WORK TO BE COMPLETED:
Answer with the number of lines in the listing below that contain the word "axis", and nothing else.

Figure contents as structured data
————
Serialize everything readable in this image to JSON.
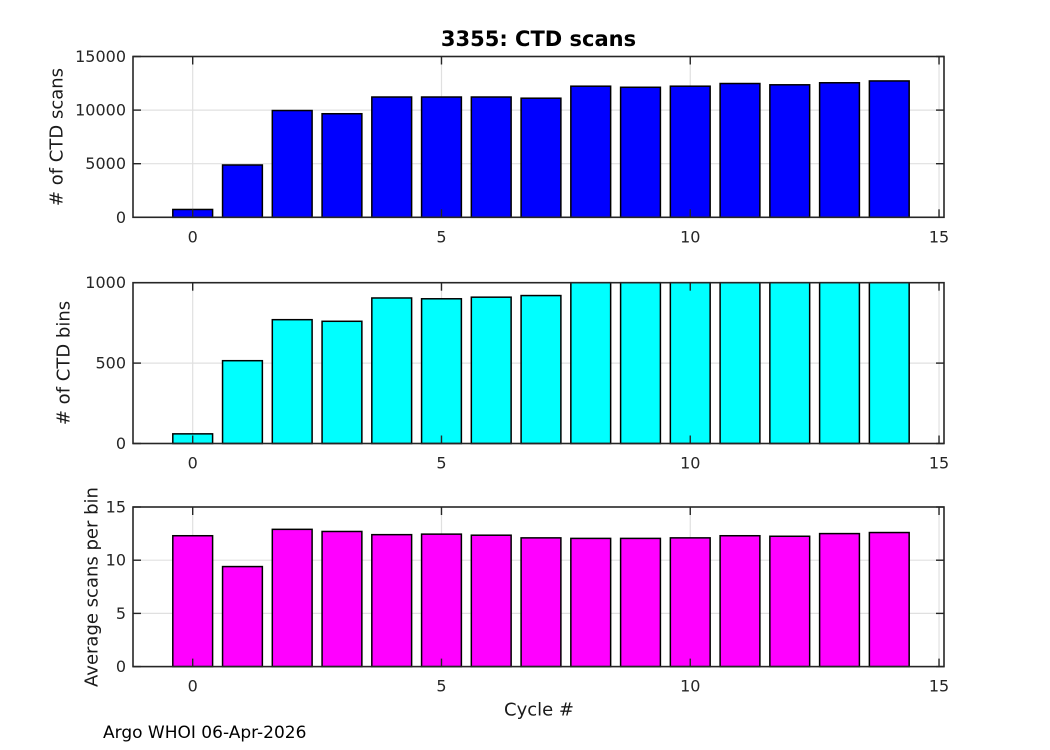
{
  "figure": {
    "title": "3355: CTD scans",
    "xlabel": "Cycle #",
    "footer": "Argo WHOI 06-Apr-2026"
  },
  "colors": {
    "scans_bar": "#0000ff",
    "bins_bar": "#00ffff",
    "avg_bar": "#ff00ff",
    "bar_edge": "#000000",
    "axis": "#262626",
    "grid": "#e0e0e0",
    "background": "#ffffff"
  },
  "chart_data": [
    {
      "type": "bar",
      "name": "ctd-scans",
      "title": "3355: CTD scans",
      "ylabel": "# of CTD scans",
      "categories": [
        0,
        1,
        2,
        3,
        4,
        5,
        6,
        7,
        8,
        9,
        10,
        11,
        12,
        13,
        14
      ],
      "values": [
        730,
        4880,
        9960,
        9660,
        11220,
        11220,
        11220,
        11110,
        12230,
        12130,
        12230,
        12480,
        12360,
        12550,
        12720
      ],
      "ylim": [
        0,
        15000
      ],
      "yticks": [
        0,
        5000,
        10000,
        15000
      ],
      "xlim": [
        -1.2,
        15.1
      ],
      "xticks": [
        0,
        5,
        10,
        15
      ],
      "grid": true,
      "bar_width": 0.8,
      "bar_color": "#0000ff"
    },
    {
      "type": "bar",
      "name": "ctd-bins",
      "ylabel": "# of CTD bins",
      "categories": [
        0,
        1,
        2,
        3,
        4,
        5,
        6,
        7,
        8,
        9,
        10,
        11,
        12,
        13,
        14
      ],
      "values": [
        60,
        515,
        770,
        760,
        905,
        900,
        910,
        920,
        1015,
        1007,
        1012,
        1015,
        1007,
        1007,
        1010
      ],
      "ylim": [
        0,
        1000
      ],
      "yticks": [
        0,
        500,
        1000
      ],
      "xlim": [
        -1.2,
        15.1
      ],
      "xticks": [
        0,
        5,
        10,
        15
      ],
      "grid": true,
      "bar_width": 0.8,
      "bar_color": "#00ffff",
      "note": "bars for cycles 8-14 are clipped at the 1000 axis limit"
    },
    {
      "type": "bar",
      "name": "avg-scans-per-bin",
      "ylabel": "Average scans per bin",
      "xlabel": "Cycle #",
      "categories": [
        0,
        1,
        2,
        3,
        4,
        5,
        6,
        7,
        8,
        9,
        10,
        11,
        12,
        13,
        14
      ],
      "values": [
        12.3,
        9.4,
        12.9,
        12.7,
        12.4,
        12.45,
        12.35,
        12.1,
        12.05,
        12.05,
        12.1,
        12.3,
        12.25,
        12.5,
        12.6
      ],
      "ylim": [
        0,
        15
      ],
      "yticks": [
        0,
        5,
        10,
        15
      ],
      "xlim": [
        -1.2,
        15.1
      ],
      "xticks": [
        0,
        5,
        10,
        15
      ],
      "grid": true,
      "bar_width": 0.8,
      "bar_color": "#ff00ff"
    }
  ]
}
————
IN RESPONSE:
2